** begin Dataset rows **
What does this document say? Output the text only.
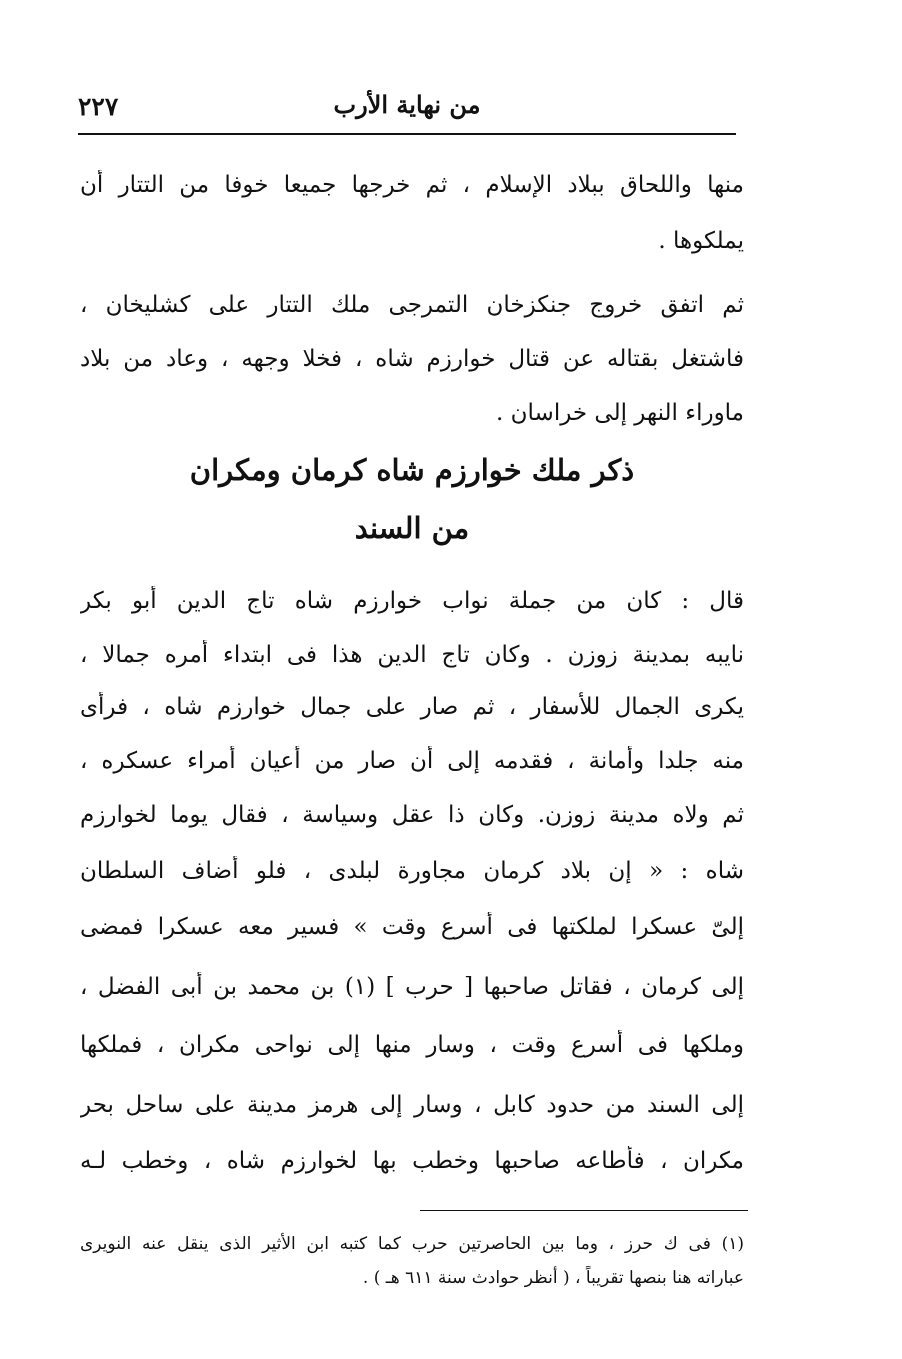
٢٢٧	من نهاية الأرب
منها واللحاق ببلاد الإسلام ، ثم خرجها جميعا خوفا من التتار أن
يملكوها .
ثم اتفق خروج جنكزخان التمرجى ملك التتار على كشليخان ،
فاشتغل بقتاله عن قتال خوارزم شاه ، فخلا وجهه ، وعاد من بلاد
ماوراء النهر إلى خراسان .
ذكر ملك خوارزم شاه كرمان ومكران
من السند
قال : كان من جملة نواب خوارزم شاه تاج الدين أبو بكر
نايبه بمدينة زوزن . وكان تاج الدين هذا فى ابتداء أمره جمالا ،
يكرى الجمال للأسفار ، ثم صار على جمال خوارزم شاه ، فرأى
منه جلدا وأمانة ، فقدمه إلى أن صار من أعيان أمراء عسكره ،
ثم ولاه مدينة زوزن. وكان ذا عقل وسياسة ، فقال يوما لخوارزم
شاه : « إن بلاد كرمان مجاورة لبلدى ، فلو أضاف السلطان
إلىّ عسكرا لملكتها فى أسرع وقت » فسير معه عسكرا فمضى
إلى كرمان ، فقاتل صاحبها [ حرب ] (١) بن محمد بن أبى الفضل ،
وملكها فى أسرع وقت ، وسار منها إلى نواحى مكران ، فملكها
إلى السند من حدود كابل ، وسار إلى هرمز مدينة على ساحل بحر
مكران ، فأطاعه صاحبها وخطب بها لخوارزم شاه ، وخطب لـه
(١) فى ك حرز ، وما بين الحاصرتين حرب كما كتبه ابن الأثير الذى ينقل عنه النويرى
عباراته هنا بنصها تقريباً ، ( أنظر حوادث سنة ٦١١ هـ ) .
** end Dataset rows **
→ **Your objective**: Output all the records, word for word, with no pictures in the copy.

→ **Exercise output**:
What does this document say? Output the text only.
٢٢٧	من نهاية الأرب
منها واللحاق ببلاد الإسلام ، ثم خرجها جميعا خوفا من التتار أن
يملكوها .
ثم اتفق خروج جنكزخان التمرجى ملك التتار على كشليخان ،
فاشتغل بقتاله عن قتال خوارزم شاه ، فخلا وجهه ، وعاد من بلاد
ماوراء النهر إلى خراسان .
ذكر ملك خوارزم شاه كرمان ومكران
من السند
قال : كان من جملة نواب خوارزم شاه تاج الدين أبو بكر
نايبه بمدينة زوزن . وكان تاج الدين هذا فى ابتداء أمره جمالا ،
يكرى الجمال للأسفار ، ثم صار على جمال خوارزم شاه ، فرأى
منه جلدا وأمانة ، فقدمه إلى أن صار من أعيان أمراء عسكره ،
ثم ولاه مدينة زوزن. وكان ذا عقل وسياسة ، فقال يوما لخوارزم
شاه : « إن بلاد كرمان مجاورة لبلدى ، فلو أضاف السلطان
إلىّ عسكرا لملكتها فى أسرع وقت » فسير معه عسكرا فمضى
إلى كرمان ، فقاتل صاحبها [ حرب ] (١) بن محمد بن أبى الفضل ،
وملكها فى أسرع وقت ، وسار منها إلى نواحى مكران ، فملكها
إلى السند من حدود كابل ، وسار إلى هرمز مدينة على ساحل بحر
مكران ، فأطاعه صاحبها وخطب بها لخوارزم شاه ، وخطب لـه
(١) فى ك حرز ، وما بين الحاصرتين حرب كما كتبه ابن الأثير الذى ينقل عنه النويرى
عباراته هنا بنصها تقريباً ، ( أنظر حوادث سنة ٦١١ هـ ) .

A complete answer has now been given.